** EXERCISE INSTRUCTIONS **
Rewrite the items from the start through the line containing "- close-icon: [370, 506, 390, 526]", substituting "calendar-icon" for "calendar-clock-icon" and leaving everything else unchanged.

** DATASET CONTENT **

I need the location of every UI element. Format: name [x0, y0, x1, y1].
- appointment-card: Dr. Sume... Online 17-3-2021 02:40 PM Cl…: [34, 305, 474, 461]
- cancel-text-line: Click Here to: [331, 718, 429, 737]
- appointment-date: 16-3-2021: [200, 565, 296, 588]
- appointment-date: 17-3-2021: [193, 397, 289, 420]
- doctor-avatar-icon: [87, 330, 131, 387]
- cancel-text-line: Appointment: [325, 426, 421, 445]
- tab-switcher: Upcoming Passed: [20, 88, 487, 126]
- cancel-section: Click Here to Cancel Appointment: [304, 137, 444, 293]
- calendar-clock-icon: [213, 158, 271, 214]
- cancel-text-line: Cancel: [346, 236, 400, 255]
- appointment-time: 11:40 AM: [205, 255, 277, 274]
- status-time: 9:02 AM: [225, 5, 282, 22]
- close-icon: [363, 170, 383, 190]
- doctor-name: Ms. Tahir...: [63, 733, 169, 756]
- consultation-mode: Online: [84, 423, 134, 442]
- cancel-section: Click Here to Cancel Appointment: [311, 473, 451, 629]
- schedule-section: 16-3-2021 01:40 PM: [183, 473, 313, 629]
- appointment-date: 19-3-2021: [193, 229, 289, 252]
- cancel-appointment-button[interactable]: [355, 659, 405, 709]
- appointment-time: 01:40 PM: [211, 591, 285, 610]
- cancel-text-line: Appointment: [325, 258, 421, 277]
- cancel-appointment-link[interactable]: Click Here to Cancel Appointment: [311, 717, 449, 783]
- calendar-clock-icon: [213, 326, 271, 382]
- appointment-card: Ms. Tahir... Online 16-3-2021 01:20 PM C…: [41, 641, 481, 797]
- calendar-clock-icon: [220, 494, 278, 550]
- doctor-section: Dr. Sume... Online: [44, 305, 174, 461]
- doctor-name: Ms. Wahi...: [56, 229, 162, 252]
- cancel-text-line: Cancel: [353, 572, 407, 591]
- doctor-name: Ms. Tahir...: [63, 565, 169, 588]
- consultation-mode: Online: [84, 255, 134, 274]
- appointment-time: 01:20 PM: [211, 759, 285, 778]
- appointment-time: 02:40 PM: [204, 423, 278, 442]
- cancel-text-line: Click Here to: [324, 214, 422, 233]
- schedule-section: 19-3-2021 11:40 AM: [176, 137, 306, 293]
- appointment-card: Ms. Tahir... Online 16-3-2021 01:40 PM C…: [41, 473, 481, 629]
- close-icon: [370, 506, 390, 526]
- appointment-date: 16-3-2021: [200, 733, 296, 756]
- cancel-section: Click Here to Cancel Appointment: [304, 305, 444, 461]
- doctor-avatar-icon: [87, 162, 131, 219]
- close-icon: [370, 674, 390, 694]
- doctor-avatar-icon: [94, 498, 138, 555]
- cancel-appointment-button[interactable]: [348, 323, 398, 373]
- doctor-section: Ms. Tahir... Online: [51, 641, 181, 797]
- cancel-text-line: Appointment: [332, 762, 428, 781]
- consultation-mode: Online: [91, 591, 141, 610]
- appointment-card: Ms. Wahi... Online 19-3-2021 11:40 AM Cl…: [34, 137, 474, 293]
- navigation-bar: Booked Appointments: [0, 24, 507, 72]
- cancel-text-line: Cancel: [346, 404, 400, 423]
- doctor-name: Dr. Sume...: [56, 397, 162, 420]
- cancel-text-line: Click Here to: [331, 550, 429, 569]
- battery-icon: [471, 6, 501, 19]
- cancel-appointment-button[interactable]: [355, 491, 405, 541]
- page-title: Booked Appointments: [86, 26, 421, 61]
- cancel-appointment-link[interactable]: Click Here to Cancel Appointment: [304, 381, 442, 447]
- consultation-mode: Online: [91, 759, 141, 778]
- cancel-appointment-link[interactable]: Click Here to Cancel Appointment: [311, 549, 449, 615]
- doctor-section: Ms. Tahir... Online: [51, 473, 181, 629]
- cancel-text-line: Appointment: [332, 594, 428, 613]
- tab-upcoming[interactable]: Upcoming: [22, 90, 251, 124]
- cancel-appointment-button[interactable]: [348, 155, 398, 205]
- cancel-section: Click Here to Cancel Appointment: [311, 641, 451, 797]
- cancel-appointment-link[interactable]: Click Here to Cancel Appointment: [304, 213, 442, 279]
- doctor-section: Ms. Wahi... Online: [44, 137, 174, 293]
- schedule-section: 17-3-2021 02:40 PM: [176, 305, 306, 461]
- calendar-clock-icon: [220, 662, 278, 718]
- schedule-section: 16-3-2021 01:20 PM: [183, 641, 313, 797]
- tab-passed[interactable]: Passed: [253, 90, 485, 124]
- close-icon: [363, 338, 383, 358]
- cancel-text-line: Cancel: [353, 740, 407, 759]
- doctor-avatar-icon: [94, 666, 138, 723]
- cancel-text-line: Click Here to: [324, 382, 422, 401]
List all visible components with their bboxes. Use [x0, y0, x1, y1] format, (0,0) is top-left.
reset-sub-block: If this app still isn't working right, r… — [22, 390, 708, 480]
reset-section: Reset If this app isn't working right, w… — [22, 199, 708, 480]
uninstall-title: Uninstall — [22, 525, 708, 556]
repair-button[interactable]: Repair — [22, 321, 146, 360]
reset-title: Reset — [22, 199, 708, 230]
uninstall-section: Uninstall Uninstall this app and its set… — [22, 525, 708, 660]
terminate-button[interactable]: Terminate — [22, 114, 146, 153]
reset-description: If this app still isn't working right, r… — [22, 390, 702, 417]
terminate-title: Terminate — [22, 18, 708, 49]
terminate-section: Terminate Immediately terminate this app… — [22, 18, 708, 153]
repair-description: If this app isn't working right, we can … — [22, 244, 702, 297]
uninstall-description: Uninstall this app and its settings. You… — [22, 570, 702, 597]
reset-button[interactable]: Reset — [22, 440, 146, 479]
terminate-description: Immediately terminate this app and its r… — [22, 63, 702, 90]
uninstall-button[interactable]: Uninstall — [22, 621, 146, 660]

** FULL RESPONSE **
I need the location of every UI element. Format: name [x0, y0, x1, y1].
- appointment-card: Dr. Sume... Online 17-3-2021 02:40 PM Cl…: [34, 305, 474, 461]
- cancel-text-line: Click Here to: [331, 718, 429, 737]
- appointment-date: 16-3-2021: [200, 565, 296, 588]
- appointment-date: 17-3-2021: [193, 397, 289, 420]
- doctor-avatar-icon: [87, 330, 131, 387]
- cancel-text-line: Appointment: [325, 426, 421, 445]
- tab-switcher: Upcoming Passed: [20, 88, 487, 126]
- cancel-section: Click Here to Cancel Appointment: [304, 137, 444, 293]
- calendar-icon: [213, 158, 271, 214]
- cancel-text-line: Cancel: [346, 236, 400, 255]
- appointment-time: 11:40 AM: [205, 255, 277, 274]
- status-time: 9:02 AM: [225, 5, 282, 22]
- close-icon: [363, 170, 383, 190]
- doctor-name: Ms. Tahir...: [63, 733, 169, 756]
- consultation-mode: Online: [84, 423, 134, 442]
- cancel-section: Click Here to Cancel Appointment: [311, 473, 451, 629]
- schedule-section: 16-3-2021 01:40 PM: [183, 473, 313, 629]
- appointment-date: 19-3-2021: [193, 229, 289, 252]
- cancel-appointment-button[interactable]: [355, 659, 405, 709]
- appointment-time: 01:40 PM: [211, 591, 285, 610]
- cancel-text-line: Appointment: [325, 258, 421, 277]
- cancel-appointment-link[interactable]: Click Here to Cancel Appointment: [311, 717, 449, 783]
- calendar-icon: [213, 326, 271, 382]
- appointment-card: Ms. Tahir... Online 16-3-2021 01:20 PM C…: [41, 641, 481, 797]
- calendar-icon: [220, 494, 278, 550]
- doctor-section: Dr. Sume... Online: [44, 305, 174, 461]
- doctor-name: Ms. Wahi...: [56, 229, 162, 252]
- cancel-text-line: Cancel: [353, 572, 407, 591]
- doctor-name: Ms. Tahir...: [63, 565, 169, 588]
- consultation-mode: Online: [84, 255, 134, 274]
- appointment-time: 01:20 PM: [211, 759, 285, 778]
- appointment-time: 02:40 PM: [204, 423, 278, 442]
- cancel-text-line: Click Here to: [324, 214, 422, 233]
- schedule-section: 19-3-2021 11:40 AM: [176, 137, 306, 293]
- appointment-card: Ms. Tahir... Online 16-3-2021 01:40 PM C…: [41, 473, 481, 629]
- close-icon: [370, 506, 390, 526]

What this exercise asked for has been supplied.